**Written request**
Extract each line of the records below that contains the word "المصابيح".

☆ ☆ ☆ ☆ ☆ ☆ ☆

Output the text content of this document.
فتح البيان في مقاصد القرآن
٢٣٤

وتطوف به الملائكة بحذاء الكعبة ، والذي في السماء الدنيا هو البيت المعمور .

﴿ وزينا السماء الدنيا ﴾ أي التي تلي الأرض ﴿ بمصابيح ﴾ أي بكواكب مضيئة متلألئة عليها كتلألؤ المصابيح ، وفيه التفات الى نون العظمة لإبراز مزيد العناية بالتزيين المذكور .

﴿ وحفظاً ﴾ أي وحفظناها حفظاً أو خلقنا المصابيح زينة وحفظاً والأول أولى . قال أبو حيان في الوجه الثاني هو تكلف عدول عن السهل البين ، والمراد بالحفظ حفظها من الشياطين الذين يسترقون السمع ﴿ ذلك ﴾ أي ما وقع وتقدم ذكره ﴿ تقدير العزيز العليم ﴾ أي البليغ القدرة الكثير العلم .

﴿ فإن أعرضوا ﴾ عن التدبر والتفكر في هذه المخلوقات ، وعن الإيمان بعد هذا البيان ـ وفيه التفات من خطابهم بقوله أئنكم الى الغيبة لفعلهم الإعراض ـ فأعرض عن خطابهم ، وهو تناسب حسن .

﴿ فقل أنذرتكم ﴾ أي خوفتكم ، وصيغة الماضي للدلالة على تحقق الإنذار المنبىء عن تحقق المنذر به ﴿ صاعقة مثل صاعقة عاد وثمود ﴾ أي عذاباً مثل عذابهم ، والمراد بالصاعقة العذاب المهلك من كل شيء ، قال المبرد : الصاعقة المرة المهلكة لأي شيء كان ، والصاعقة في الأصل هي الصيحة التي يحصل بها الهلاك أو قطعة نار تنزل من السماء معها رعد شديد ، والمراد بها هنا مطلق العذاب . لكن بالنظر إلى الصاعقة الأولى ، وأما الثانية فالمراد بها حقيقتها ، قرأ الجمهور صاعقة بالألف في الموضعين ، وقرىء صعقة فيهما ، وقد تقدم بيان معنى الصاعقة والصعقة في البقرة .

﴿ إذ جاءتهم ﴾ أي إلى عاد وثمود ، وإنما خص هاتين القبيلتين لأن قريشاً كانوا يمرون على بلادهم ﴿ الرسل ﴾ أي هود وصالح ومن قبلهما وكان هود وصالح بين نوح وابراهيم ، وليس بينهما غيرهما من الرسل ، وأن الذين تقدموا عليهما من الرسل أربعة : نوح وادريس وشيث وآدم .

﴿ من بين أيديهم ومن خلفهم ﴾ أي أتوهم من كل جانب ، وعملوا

☆ ☆ ☆ ☆ ☆ ☆ ☆

**Written answer**
﴿ وزينا السماء الدنيا ﴾ أي التي تلي الأرض ﴿ بمصابيح ﴾ أي بكواكب مضيئة متلألئة عليها كتلألؤ المصابيح ، وفيه التفات الى نون العظمة لإبراز مزيد العناية بالتزيين المذكور .
﴿ وحفظاً ﴾ أي وحفظناها حفظاً أو خلقنا المصابيح زينة وحفظاً والأول أولى . قال أبو حيان في الوجه الثاني هو تكلف عدول عن السهل البين ، والمراد بالحفظ حفظها من الشياطين الذين يسترقون السمع ﴿ ذلك ﴾ أي ما وقع وتقدم ذكره ﴿ تقدير العزيز العليم ﴾ أي البليغ القدرة الكثير العلم .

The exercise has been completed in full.